Output the records exactly as they appear, with no pictures included.

(Dataset items)
------------------------------
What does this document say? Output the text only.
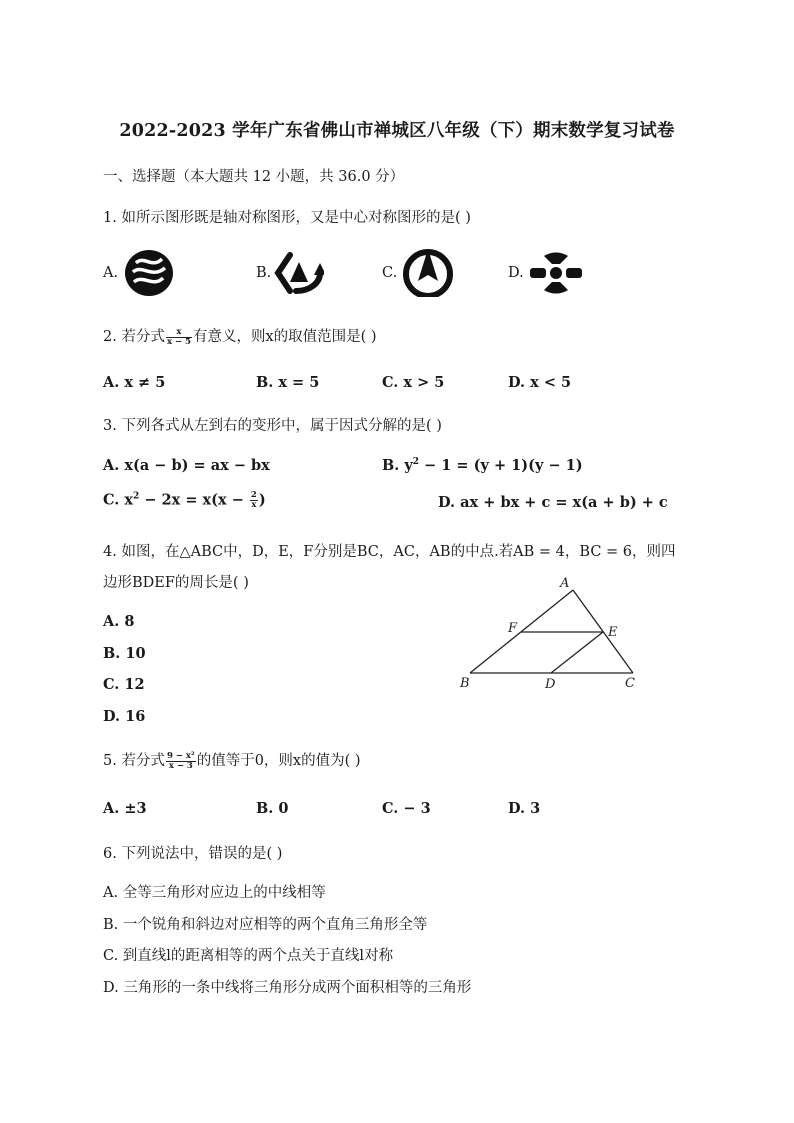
2022-2023 学年广东省佛山市禅城区八年级（下）期末数学复习试卷
一、选择题（本大题共 12 小题，共 36.0 分）
1. 如所示图形既是轴对称图形，又是中心对称图形的是( )
A.	B.	C.	D.
2. 若分式 $\frac{x}{x - 5}$ 有意义，则x的取值范围是( )
A. x ≠ 5	B. x = 5	C. x > 5	D. x < 5
3. 下列各式从左到右的变形中，属于因式分解的是( )
A. x(a − b) = ax − bx	B. $y^2 - 1 = (y + 1)(y - 1)$
C. $x^2 - 2x = x(x - \frac{2}{x}$ )	D. ax + bx + c = x(a + b) + c
4. 如图，在△ABC中，D，E，F分别是BC，AC，AB的中点.若AB = 4，BC = 6，则四
边形BDEF的周长是( )
A. 8
B. 10
C. 12
D. 16
A
B	C
D
E
F
5. 若分式 $\frac{\text{9 − x²}}{x - 3}$ 的值等于0，则x的值为( )
A. ±3	B. 0	C. − 3	D. 3
6. 下列说法中，错误的是( )
A. 全等三角形对应边上的中线相等
B. 一个锐角和斜边对应相等的两个直角三角形全等
C. 到直线l的距离相等的两个点关于直线l对称
D. 三角形的一条中线将三角形分成两个面积相等的三角形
------------------------------
Final answer:
What does this document say? Output the text only.
2022-2023 学年广东省佛山市禅城区八年级（下）期末数学复习试卷
一、选择题（本大题共 12 小题，共 36.0 分）
1. 如所示图形既是轴对称图形，又是中心对称图形的是( )
A.	B.	C.	D.
2. 若分式 $\frac{x}{x - 5}$ 有意义，则x的取值范围是( )
A. x ≠ 5	B. x = 5	C. x > 5	D. x < 5
3. 下列各式从左到右的变形中，属于因式分解的是( )
A. x(a − b) = ax − bx	B. $y^2 - 1 = (y + 1)(y - 1)$
C. $x^2 - 2x = x(x - \frac{2}{x}$ )	D. ax + bx + c = x(a + b) + c
4. 如图，在△ABC中，D，E，F分别是BC，AC，AB的中点.若AB = 4，BC = 6，则四
边形BDEF的周长是( )
A. 8
B. 10
C. 12
D. 16
A
B	C
D
E
F
5. 若分式 $\frac{\text{9 − x²}}{x - 3}$ 的值等于0，则x的值为( )
A. ±3	B. 0	C. − 3	D. 3
6. 下列说法中，错误的是( )
A. 全等三角形对应边上的中线相等
B. 一个锐角和斜边对应相等的两个直角三角形全等
C. 到直线l的距离相等的两个点关于直线l对称
D. 三角形的一条中线将三角形分成两个面积相等的三角形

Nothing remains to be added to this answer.